**TEXT TO READ**.
[Start]
- Nearest city: El Soberbio, Misiones
- Coordinates: 26°59′05″S 54°14′23″W﻿ / ﻿26.984722°S 54.239722°W
- Area: 10,397 hectares (25,690 acres)
- Designation: Natural cultural reserve
- Created: 1994
- Administrator: Fundación Selva Misionera

= Papel Misionero Natural Cultural Reserve =

Protected area in Misiones, Argentina

The Papel Misionero Natural Cultural Reserve (Reserva natural cultural Papel Misionero) is a natural cultural reserve in the Misiones Province of Argentina.

==Location==

The Papel Misionero Natural Cultural Reserve is 45 km from the town of El Soberbio, Misiones.
It has an area of 10397 ha.
It is a protected area with managed resources, administered by the Fundación Selva Misionera.
The reserve is in the Alto Paraná Atlantic forests ecoregion.
The land is privately owned, and visitors are not allowed.
It would be part of the proposed Trinational Biodiversity Corridor, which aims to provide forest connections between conservation units in Brazil, Paraguay and Argentina in the Upper Paraná ecoregion.

==History==

The land was acquired by the Papel Misionero (Note: As of 2015 the Papel Misionero company had a total of 23,000 ha of land, with 70% covered in native forest. The company uses 30% of its own forest, planted with pine, to feed its industrial plant, and also obtains wood from small local producers.) company in 1978.
[End]
**DATA SHOWN**.
[Start]
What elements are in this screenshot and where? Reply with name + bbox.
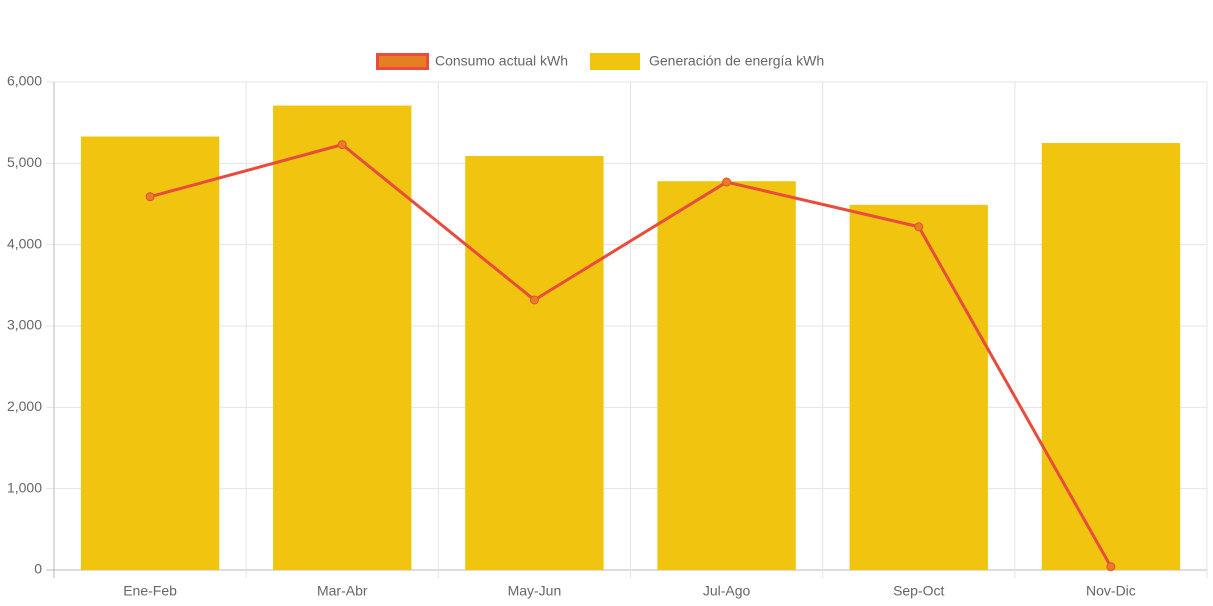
[End]
**DIRECTIONS**.
(a) In one to three sentences, explain what the proposed Trinational Biodiversity Corridor is meant to do, according to the text about the Papel Misionero reserve.
(b) Carry on the text about the Papel Misionero reserve from the point where it stops.
The material has no connection to the text about the Papel Misionero reserve.

**ANSWERS PER TASK**.
(a) The corridor aims to provide forest connections between conservation units in Brazil, Paraguay and Argentina in the Upper Paraná ecoregion. The Papel Misionero reserve would be part of it.

(b)
The Papel Misionero Natural Cultural Reserve was created in 1994.
The objective is to protect a mature forest and a community of Guaraní people.
It was formalized by provincial law 3.256 of 1995.
In 1996 it was made part of the Yabotí Biosphere Reserve (Note: The Yabotí Biosphere Reserve consists of the Kaa Yarí Provincial Park, Guarani Experimental Area, Papel Misionero Natural Cultural Reserve, Moconá Provincial Park and Esmeralda Provincial Park, as well as private properties that make up the largest area of the reserve.) by law 3.375.
A bill in 2003 proposed that the site be declared of public utility and subject to purchase or expropriation to create a Natural Cultural Reserve under the full control of the province.

The reserve contains three villages of Mbayá people with a population in 2016 of about 340.
In 2011 the owner signed an agreement with the communities to recognise their ownership of 370 ha of land, which could be cultivated, and for mutual cooperation in conservation.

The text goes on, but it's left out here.